(Collection entries)
══════
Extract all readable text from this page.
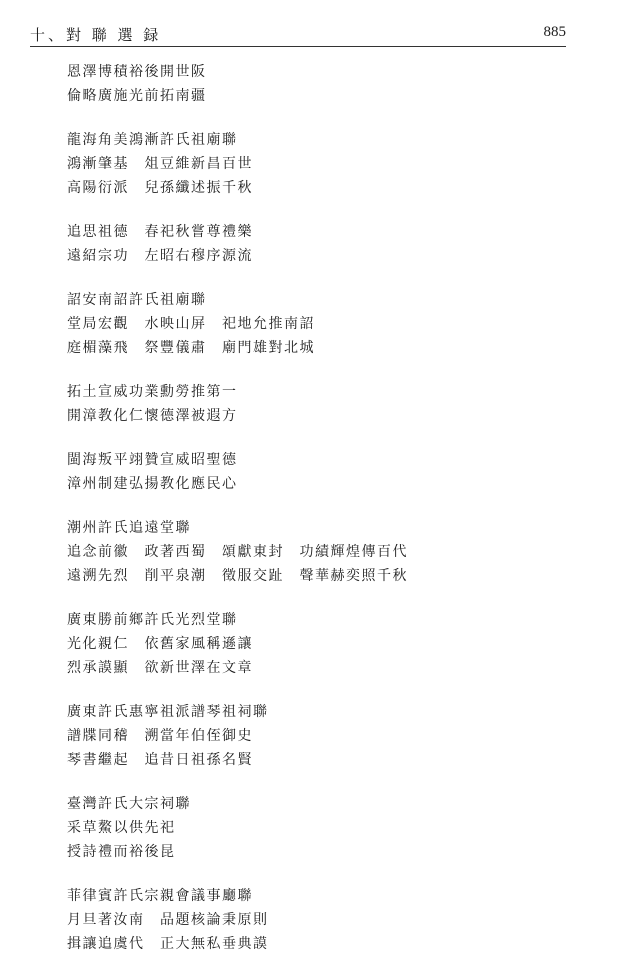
十、對 聯 選 録	885
恩澤博積裕後開世阪
倫略廣施光前拓南疆
龍海角美鴻漸許氏祖廟聯
鴻漸肇基　俎豆維新昌百世
高陽衍派　兒孫纖述振千秋
追思祖德　春祀秋嘗尊禮樂
遠紹宗功　左昭右穆序源流
詔安南詔許氏祖廟聯
堂局宏觀　水映山屏　祀地允推南詔
庭楣藻飛　祭豐儀肅　廟門雄對北城
拓土宣威功業勳勞推第一
開漳教化仁懷德澤被遐方
閩海叛平翊贊宣威昭聖德
漳州制建弘揚教化應民心
潮州許氏追遠堂聯
追念前徽　政著西蜀　頌獻東封　功績輝煌傳百代
遠溯先烈　削平泉潮　徵服交趾　聲華赫奕照千秋
廣東勝前鄉許氏光烈堂聯
光化親仁　依舊家風稱遜讓
烈承謨顯　欲新世澤在文章
廣東許氏惠寧祖派譜琴祖祠聯
譜牒同稽　溯當年伯侄御史
琴書繼起　追昔日祖孫名賢
臺灣許氏大宗祠聯
采草鰲以供先祀
授詩禮而裕後昆
菲律賓許氏宗親會議事廳聯
月旦著汝南　品題核論秉原則
揖讓追虞代　正大無私垂典謨
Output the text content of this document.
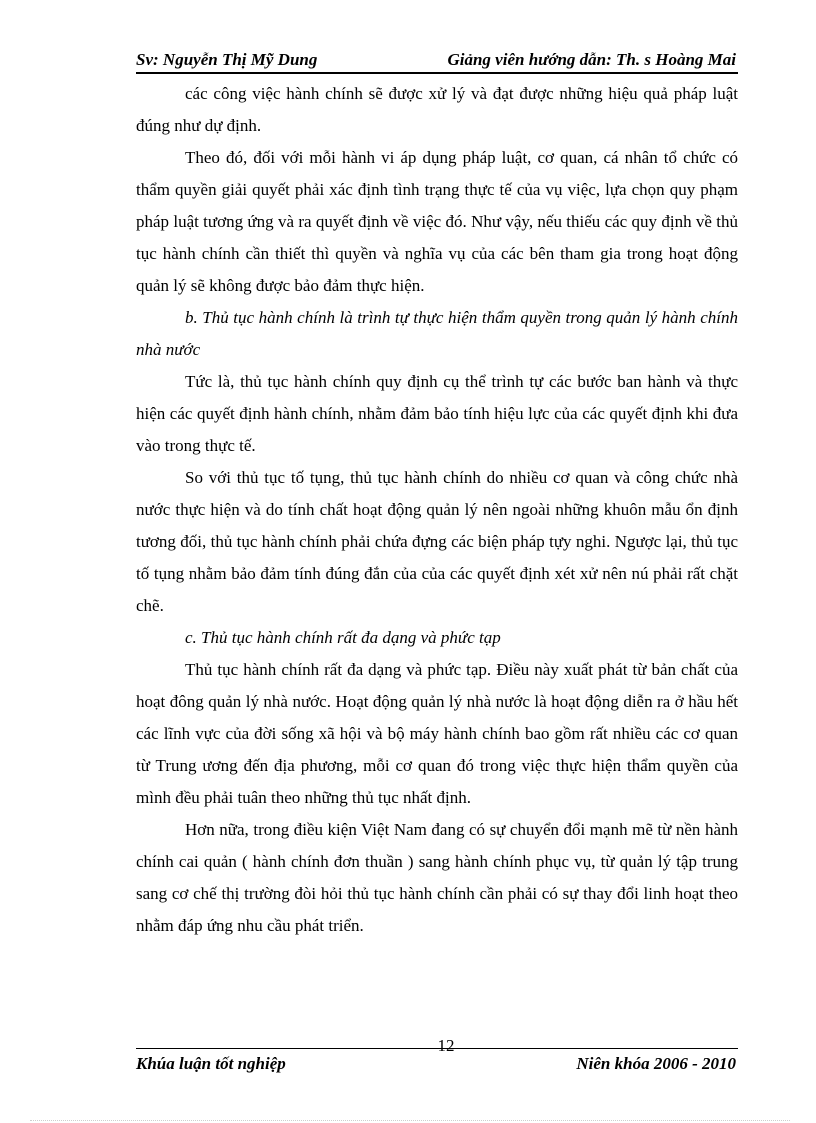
Sv: Nguyễn Thị Mỹ Dung	Giảng viên hướng dẫn: Th. s Hoàng Mai

các công việc hành chính sẽ được xử lý và đạt được những hiệu quả pháp luật đúng như dự định.

Theo đó, đối với mỗi hành vi áp dụng pháp luật, cơ quan, cá nhân tổ chức có thẩm quyền giải quyết phải xác định tình trạng thực tế của vụ việc, lựa chọn quy phạm pháp luật tương ứng và ra quyết định về việc đó. Như vậy, nếu thiếu các quy định về thủ tục hành chính cần thiết thì quyền và nghĩa vụ của các bên tham gia trong hoạt động quản lý sẽ không được bảo đảm thực hiện.

b. Thủ tục hành chính là trình tự thực hiện thẩm quyền trong quản lý hành chính nhà nước

Tức là, thủ tục hành chính quy định cụ thể trình tự các bước ban hành và thực hiện các quyết định hành chính, nhằm đảm bảo tính hiệu lực của các quyết định khi đưa vào trong thực tế.

So với thủ tục tố tụng, thủ tục hành chính do nhiều cơ quan và công chức nhà nước thực hiện và do tính chất hoạt động quản lý nên ngoài những khuôn mẫu ổn định tương đối, thủ tục hành chính phải chứa đựng các biện pháp tựy nghi. Ngược lại, thủ tục tố tụng nhằm bảo đảm tính đúng đắn của của các quyết định xét xử nên nú phải rất chặt chẽ.

c. Thủ tục hành chính rất đa dạng và phức tạp

Thủ tục hành chính rất đa dạng và phức tạp. Điều này xuất phát từ bản chất của hoạt đông quản lý nhà nước. Hoạt động quản lý nhà nước là hoạt động diễn ra ở hầu hết các lĩnh vực của đời sống xã hội và bộ máy hành chính bao gồm rất nhiều các cơ quan từ Trung ương đến địa phương, mỗi cơ quan đó trong việc thực hiện thẩm quyền của mình đều phải tuân theo những thủ tục nhất định.

Hơn nữa, trong điều kiện Việt Nam đang có sự chuyển đổi mạnh mẽ từ nền hành chính cai quản ( hành chính đơn thuần ) sang hành chính phục vụ, từ quản lý tập trung sang cơ chế thị trường đòi hỏi thủ tục hành chính cần phải có sự thay đổi linh hoạt theo nhằm đáp ứng nhu cầu phát triển.

12
Khúa luận tốt nghiệp	Niên khóa 2006 - 2010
══════
* _Work required_
Transcribe the entries above verbatim, omitting their pictures.

* _Problem solution_
Extract all readable text from this page.
十、對 聯 選 録	885
恩澤博積裕後開世阪
倫略廣施光前拓南疆
龍海角美鴻漸許氏祖廟聯
鴻漸肇基　俎豆維新昌百世
高陽衍派　兒孫纖述振千秋
追思祖德　春祀秋嘗尊禮樂
遠紹宗功　左昭右穆序源流
詔安南詔許氏祖廟聯
堂局宏觀　水映山屏　祀地允推南詔
庭楣藻飛　祭豐儀肅　廟門雄對北城
拓土宣威功業勳勞推第一
開漳教化仁懷德澤被遐方
閩海叛平翊贊宣威昭聖德
漳州制建弘揚教化應民心
潮州許氏追遠堂聯
追念前徽　政著西蜀　頌獻東封　功績輝煌傳百代
遠溯先烈　削平泉潮　徵服交趾　聲華赫奕照千秋
廣東勝前鄉許氏光烈堂聯
光化親仁　依舊家風稱遜讓
烈承謨顯　欲新世澤在文章
廣東許氏惠寧祖派譜琴祖祠聯
譜牒同稽　溯當年伯侄御史
琴書繼起　追昔日祖孫名賢
臺灣許氏大宗祠聯
采草鰲以供先祀
授詩禮而裕後昆
菲律賓許氏宗親會議事廳聯
月旦著汝南　品題核論秉原則
揖讓追虞代　正大無私垂典謨
Output the text content of this document.
Sv: Nguyễn Thị Mỹ Dung	Giảng viên hướng dẫn: Th. s Hoàng Mai

các công việc hành chính sẽ được xử lý và đạt được những hiệu quả pháp luật đúng như dự định.

Theo đó, đối với mỗi hành vi áp dụng pháp luật, cơ quan, cá nhân tổ chức có thẩm quyền giải quyết phải xác định tình trạng thực tế của vụ việc, lựa chọn quy phạm pháp luật tương ứng và ra quyết định về việc đó. Như vậy, nếu thiếu các quy định về thủ tục hành chính cần thiết thì quyền và nghĩa vụ của các bên tham gia trong hoạt động quản lý sẽ không được bảo đảm thực hiện.

b. Thủ tục hành chính là trình tự thực hiện thẩm quyền trong quản lý hành chính nhà nước

Tức là, thủ tục hành chính quy định cụ thể trình tự các bước ban hành và thực hiện các quyết định hành chính, nhằm đảm bảo tính hiệu lực của các quyết định khi đưa vào trong thực tế.

So với thủ tục tố tụng, thủ tục hành chính do nhiều cơ quan và công chức nhà nước thực hiện và do tính chất hoạt động quản lý nên ngoài những khuôn mẫu ổn định tương đối, thủ tục hành chính phải chứa đựng các biện pháp tựy nghi. Ngược lại, thủ tục tố tụng nhằm bảo đảm tính đúng đắn của của các quyết định xét xử nên nú phải rất chặt chẽ.

c. Thủ tục hành chính rất đa dạng và phức tạp

Thủ tục hành chính rất đa dạng và phức tạp. Điều này xuất phát từ bản chất của hoạt đông quản lý nhà nước. Hoạt động quản lý nhà nước là hoạt động diễn ra ở hầu hết các lĩnh vực của đời sống xã hội và bộ máy hành chính bao gồm rất nhiều các cơ quan từ Trung ương đến địa phương, mỗi cơ quan đó trong việc thực hiện thẩm quyền của mình đều phải tuân theo những thủ tục nhất định.

Hơn nữa, trong điều kiện Việt Nam đang có sự chuyển đổi mạnh mẽ từ nền hành chính cai quản ( hành chính đơn thuần ) sang hành chính phục vụ, từ quản lý tập trung sang cơ chế thị trường đòi hỏi thủ tục hành chính cần phải có sự thay đổi linh hoạt theo nhằm đáp ứng nhu cầu phát triển.

12
Khúa luận tốt nghiệp	Niên khóa 2006 - 2010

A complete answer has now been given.